Yarın 23 Nisan. Bir Ulusal Egemenlik ve Çocuk Bayramı’nı daha kutluyoruz. Hayırlı uğurlu olsun.
Gerçi eskisi gibi çocukları sabahın erken saatinde dikip resmi geçit yaptırmıyoruz ama yine de bugüne has özellikler de yok değil.
Mesela geleceğimizin teminatı olarak gördüğümüz çocuklarımızın sembolik de olsa devlet makamlarına oturması gibi…
Yarın yine Ankara’nın bazı okullarındaki çocuklar Bakan koltuklarına ve Başbakanlık Makamına oturacaklar.
Başbakanlık Makamına oturan şanslı çocuğumuz yine Türkiye ile ilgili bir takım açıklamalar yapıp talimatlar yağdıracak.
Tabi en önemlisi de Cumhurbaşkanlığı Külliyesi’nde bu yıl ilk defa bir “23 Nisan çocuğu” Cumhurbaşkanlığı Makamına oturacak…
Aynı şekilde Sakarya’da da çeşitli okullardan çocuklar belediye başkanlarının makamına oturup talimat yağdıracaklar.
Tabi yine en ilgi çekeni Sakarya Valiliği koltuğuna ve Sakarya Emniyet Müdürlüğü Makamına oturan çocuklar olacak.
Onlar için oturdukları bu koltuklar hayatları boyunca tatlı bir “23 Nisan” hatırası olarak kalacak…
Aslına bakarsanız çocuklarımızın “23 Nisan’da” sembolik de olsa oturdukları o koltuklara heves eden çok isim var.

▬▬▬

▶ **İstek**: Şu üç ifadenin 23 Nisan metniyle uyuşup uyuşmadığını evet ya da hayır diye belirtin ve her biri için kararı veren sözleri metinden birebir alıntılayın. 1. Bu yıl ilk defa bir çocuk Cumhurbaşkanlığı Makamına oturacak. 2. Çocuklara hâlâ sabahın erken saatinde resmi geçit yaptırılıyor. 3. Sakarya'da çeşitli okullardan çocuklar belediye başkanlarının makamına oturacak.

▬▬▬

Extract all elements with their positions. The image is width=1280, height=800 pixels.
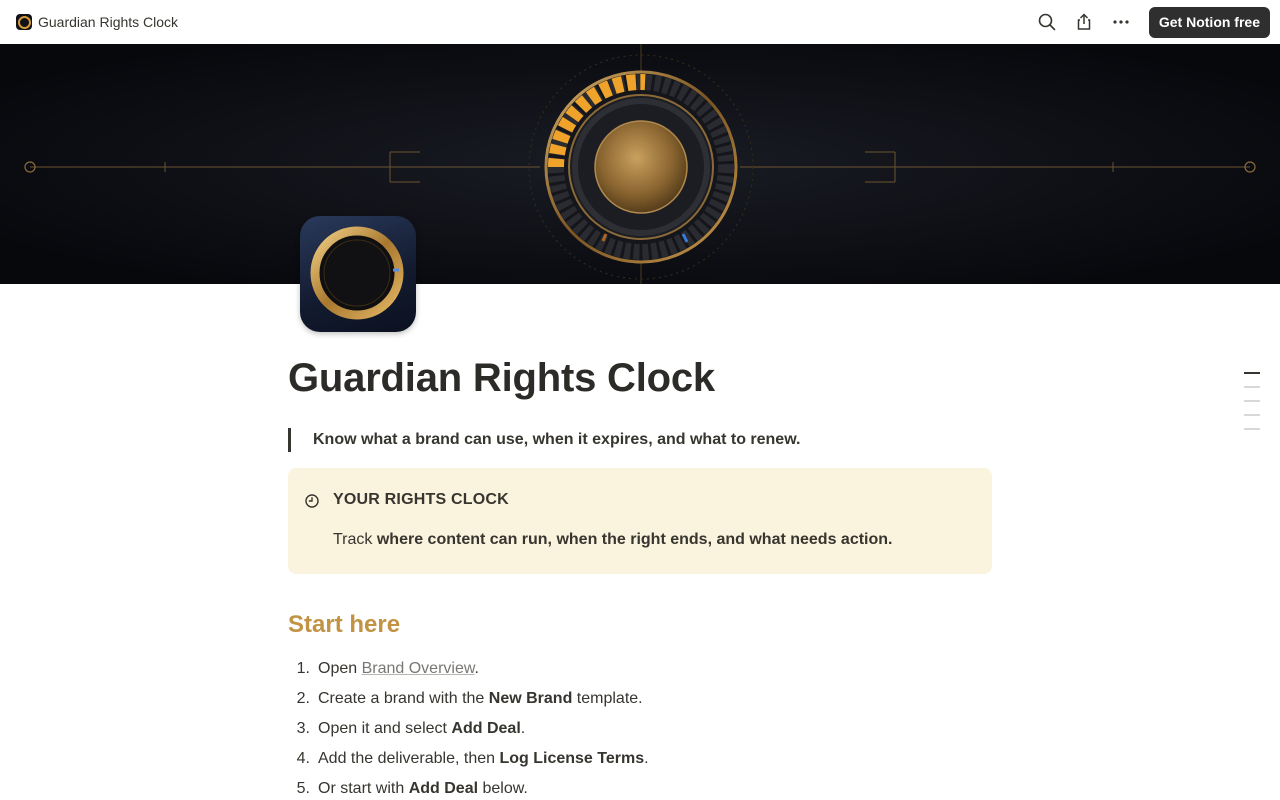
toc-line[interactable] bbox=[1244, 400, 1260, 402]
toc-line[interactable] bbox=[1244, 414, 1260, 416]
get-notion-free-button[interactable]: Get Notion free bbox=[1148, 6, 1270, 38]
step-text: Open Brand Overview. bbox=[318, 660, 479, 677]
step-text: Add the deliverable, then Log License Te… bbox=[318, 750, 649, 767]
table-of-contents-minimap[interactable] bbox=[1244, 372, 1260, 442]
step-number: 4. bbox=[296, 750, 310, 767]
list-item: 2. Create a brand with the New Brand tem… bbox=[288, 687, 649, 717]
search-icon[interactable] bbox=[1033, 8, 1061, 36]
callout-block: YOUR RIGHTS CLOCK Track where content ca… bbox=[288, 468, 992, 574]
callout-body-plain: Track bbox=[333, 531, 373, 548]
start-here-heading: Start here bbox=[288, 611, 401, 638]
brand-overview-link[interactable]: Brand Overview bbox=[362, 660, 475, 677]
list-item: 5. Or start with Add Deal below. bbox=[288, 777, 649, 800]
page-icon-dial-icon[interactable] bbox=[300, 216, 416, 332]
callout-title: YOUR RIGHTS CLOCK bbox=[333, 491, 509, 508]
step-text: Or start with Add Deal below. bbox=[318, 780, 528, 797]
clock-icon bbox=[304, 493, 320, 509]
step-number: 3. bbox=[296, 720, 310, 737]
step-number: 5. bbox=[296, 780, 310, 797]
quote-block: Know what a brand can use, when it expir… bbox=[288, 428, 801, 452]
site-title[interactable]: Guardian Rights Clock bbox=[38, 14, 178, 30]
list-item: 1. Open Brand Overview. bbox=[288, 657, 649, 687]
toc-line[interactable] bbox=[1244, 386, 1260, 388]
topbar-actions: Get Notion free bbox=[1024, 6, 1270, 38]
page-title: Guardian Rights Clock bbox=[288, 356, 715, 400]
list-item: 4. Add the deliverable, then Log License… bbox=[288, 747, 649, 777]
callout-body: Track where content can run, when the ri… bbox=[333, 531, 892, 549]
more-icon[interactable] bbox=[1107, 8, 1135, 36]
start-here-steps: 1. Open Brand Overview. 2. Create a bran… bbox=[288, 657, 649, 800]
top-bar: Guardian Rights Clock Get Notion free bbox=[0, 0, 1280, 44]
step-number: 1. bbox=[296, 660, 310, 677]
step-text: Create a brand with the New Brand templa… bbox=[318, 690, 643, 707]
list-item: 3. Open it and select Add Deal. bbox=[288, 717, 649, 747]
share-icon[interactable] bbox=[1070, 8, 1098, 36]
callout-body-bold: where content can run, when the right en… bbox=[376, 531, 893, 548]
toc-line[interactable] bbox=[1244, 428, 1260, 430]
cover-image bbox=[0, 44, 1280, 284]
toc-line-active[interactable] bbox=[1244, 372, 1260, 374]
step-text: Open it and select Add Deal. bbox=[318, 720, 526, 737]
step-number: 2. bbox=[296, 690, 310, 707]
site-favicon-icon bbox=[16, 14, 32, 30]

▬▬▬

▶ **Görev Yanıtı**:
1. Evet: "Cumhurbaşkanlığı Külliyesi’nde bu yıl ilk defa bir “23 Nisan çocuğu” Cumhurbaşkanlığı Makamına oturacak"
2. Hayır: "eskisi gibi çocukları sabahın erken saatinde dikip resmi geçit yaptırmıyoruz"
3. Evet: "Sakarya’da da çeşitli okullardan çocuklar belediye başkanlarının makamına oturup talimat yağdıracaklar"